§ **ROWS**:
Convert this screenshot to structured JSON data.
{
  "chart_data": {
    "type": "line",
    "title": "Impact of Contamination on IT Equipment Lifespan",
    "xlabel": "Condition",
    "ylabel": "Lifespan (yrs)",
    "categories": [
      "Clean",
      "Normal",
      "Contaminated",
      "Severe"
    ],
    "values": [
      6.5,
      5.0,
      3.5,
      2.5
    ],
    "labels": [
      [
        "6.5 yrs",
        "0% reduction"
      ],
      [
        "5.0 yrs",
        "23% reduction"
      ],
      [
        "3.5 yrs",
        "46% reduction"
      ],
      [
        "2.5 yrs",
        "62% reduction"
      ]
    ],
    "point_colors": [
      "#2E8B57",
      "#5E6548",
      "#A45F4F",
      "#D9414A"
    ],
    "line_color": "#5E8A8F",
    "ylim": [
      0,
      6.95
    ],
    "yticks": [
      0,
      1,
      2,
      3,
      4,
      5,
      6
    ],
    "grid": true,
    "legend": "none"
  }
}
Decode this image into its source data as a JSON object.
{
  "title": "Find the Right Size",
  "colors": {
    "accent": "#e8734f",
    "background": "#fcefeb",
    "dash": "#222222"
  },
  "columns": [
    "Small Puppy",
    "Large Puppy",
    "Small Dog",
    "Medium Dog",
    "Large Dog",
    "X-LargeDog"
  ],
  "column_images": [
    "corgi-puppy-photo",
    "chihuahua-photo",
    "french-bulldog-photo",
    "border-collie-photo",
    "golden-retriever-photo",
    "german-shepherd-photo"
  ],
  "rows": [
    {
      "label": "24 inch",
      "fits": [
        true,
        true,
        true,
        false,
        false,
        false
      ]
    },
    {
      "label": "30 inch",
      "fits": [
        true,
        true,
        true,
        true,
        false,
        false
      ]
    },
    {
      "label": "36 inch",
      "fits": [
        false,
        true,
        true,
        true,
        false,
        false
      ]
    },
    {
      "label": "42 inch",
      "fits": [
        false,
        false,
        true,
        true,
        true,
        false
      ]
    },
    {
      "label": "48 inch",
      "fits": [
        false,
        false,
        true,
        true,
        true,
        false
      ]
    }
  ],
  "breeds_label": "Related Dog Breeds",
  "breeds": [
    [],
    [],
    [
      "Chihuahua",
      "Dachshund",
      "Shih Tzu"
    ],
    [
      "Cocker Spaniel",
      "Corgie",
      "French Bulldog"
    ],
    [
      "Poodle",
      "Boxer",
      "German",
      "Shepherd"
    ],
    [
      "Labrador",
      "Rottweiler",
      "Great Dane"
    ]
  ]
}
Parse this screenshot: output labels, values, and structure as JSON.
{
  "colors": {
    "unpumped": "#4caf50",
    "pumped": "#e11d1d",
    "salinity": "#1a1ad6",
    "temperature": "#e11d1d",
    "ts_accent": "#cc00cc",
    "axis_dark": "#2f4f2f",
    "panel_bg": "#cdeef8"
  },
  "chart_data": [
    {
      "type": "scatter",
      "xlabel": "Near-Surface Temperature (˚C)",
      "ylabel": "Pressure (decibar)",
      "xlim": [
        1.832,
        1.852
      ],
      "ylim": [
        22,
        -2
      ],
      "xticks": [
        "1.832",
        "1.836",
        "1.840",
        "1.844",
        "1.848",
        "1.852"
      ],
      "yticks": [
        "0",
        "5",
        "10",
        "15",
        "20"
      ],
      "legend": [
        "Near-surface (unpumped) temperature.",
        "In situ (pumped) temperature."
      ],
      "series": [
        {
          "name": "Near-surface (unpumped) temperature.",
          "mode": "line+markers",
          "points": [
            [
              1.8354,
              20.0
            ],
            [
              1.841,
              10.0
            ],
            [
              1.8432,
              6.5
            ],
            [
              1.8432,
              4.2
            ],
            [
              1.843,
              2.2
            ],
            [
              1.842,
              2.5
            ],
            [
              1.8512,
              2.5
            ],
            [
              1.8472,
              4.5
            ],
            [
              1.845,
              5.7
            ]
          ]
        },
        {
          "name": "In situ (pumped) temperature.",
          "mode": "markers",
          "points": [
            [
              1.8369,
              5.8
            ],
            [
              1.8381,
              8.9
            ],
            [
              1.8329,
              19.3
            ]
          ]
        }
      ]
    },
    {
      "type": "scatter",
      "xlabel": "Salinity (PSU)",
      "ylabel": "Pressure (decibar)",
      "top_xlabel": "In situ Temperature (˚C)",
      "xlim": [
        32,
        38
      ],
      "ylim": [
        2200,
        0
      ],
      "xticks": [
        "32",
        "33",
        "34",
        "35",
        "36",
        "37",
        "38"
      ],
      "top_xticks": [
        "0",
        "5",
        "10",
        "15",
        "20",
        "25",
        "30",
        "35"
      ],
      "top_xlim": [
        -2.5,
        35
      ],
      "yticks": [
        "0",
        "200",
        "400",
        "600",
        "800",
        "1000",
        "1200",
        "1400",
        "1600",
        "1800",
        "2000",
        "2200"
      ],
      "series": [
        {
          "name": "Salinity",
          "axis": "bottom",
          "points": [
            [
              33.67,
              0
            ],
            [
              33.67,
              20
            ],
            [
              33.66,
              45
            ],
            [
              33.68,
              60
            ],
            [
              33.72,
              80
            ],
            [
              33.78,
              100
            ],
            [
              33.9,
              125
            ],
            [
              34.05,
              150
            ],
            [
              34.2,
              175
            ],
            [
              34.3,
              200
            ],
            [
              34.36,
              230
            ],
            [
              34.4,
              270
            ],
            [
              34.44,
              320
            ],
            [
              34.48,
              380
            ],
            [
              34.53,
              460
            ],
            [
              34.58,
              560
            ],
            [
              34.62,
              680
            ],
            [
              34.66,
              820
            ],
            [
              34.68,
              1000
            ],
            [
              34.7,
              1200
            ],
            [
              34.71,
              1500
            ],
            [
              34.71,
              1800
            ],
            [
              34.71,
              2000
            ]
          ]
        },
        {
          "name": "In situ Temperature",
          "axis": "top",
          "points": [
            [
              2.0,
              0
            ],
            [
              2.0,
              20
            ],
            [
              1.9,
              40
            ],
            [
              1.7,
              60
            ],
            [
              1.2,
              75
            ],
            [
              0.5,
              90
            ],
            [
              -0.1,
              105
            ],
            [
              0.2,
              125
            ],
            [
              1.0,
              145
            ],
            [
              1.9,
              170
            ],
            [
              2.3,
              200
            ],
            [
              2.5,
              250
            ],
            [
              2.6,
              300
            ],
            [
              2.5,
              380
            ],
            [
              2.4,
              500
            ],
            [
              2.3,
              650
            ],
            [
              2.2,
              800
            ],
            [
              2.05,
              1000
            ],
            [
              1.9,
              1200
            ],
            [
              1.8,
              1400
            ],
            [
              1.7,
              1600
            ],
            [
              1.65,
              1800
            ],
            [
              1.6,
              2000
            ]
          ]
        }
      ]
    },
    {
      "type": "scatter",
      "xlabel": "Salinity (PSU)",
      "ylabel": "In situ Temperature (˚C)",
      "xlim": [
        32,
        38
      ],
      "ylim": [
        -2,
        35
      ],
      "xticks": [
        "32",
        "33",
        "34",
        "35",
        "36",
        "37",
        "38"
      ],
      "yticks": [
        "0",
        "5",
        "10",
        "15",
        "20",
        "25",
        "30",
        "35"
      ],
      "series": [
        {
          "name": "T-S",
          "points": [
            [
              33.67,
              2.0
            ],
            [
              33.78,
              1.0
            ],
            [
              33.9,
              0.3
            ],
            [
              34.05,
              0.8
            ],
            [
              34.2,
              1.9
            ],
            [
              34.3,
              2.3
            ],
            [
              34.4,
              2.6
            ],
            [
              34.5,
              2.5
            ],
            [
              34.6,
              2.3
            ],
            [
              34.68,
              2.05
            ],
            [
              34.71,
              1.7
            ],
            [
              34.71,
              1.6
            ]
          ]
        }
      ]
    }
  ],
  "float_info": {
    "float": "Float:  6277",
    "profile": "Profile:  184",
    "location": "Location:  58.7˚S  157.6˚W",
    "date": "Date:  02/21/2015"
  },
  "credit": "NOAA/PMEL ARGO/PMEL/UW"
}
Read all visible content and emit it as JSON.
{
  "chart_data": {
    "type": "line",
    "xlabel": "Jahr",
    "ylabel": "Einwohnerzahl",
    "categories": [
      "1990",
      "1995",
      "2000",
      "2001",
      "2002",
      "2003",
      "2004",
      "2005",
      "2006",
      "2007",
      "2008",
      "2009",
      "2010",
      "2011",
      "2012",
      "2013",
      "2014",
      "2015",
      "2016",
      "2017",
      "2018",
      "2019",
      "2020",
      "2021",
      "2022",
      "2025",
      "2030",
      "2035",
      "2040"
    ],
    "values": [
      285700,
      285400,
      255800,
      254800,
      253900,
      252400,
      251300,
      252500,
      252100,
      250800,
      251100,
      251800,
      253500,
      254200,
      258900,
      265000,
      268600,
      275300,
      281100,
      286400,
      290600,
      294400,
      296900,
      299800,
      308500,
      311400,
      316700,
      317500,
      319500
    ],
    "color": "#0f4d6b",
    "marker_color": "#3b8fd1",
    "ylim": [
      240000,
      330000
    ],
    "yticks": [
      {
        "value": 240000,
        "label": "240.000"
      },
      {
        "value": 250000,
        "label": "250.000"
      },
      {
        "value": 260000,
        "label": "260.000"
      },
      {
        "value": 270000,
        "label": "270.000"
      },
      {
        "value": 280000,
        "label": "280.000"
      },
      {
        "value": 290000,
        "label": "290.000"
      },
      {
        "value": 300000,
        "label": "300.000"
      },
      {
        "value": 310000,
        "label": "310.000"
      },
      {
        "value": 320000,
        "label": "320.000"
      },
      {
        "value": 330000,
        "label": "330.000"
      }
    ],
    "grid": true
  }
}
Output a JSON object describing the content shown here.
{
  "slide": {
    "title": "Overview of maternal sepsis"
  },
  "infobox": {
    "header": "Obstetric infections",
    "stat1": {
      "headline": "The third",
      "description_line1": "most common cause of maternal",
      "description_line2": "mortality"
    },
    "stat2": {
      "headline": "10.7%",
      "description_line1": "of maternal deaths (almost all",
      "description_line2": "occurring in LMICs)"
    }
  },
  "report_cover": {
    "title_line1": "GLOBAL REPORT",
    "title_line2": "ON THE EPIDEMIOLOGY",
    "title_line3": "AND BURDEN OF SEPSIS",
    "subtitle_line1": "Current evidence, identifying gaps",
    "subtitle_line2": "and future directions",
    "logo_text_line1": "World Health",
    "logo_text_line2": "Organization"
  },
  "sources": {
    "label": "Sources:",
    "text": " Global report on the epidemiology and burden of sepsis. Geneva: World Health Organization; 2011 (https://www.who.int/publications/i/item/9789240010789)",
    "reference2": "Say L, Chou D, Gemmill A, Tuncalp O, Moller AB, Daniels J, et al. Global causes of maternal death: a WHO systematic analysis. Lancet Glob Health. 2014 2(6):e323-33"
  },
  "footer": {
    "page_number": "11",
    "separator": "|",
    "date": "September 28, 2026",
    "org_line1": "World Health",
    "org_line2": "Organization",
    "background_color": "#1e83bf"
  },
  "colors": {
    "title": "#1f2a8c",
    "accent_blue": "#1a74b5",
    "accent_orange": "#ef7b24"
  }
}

§ **GOAL**:
From the data, pick out every line that includes "Lifespan".

§ **TASK SOLUTION**:
    "title": "Impact of Contamination on IT Equipment Lifespan",
    "ylabel": "Lifespan (yrs)",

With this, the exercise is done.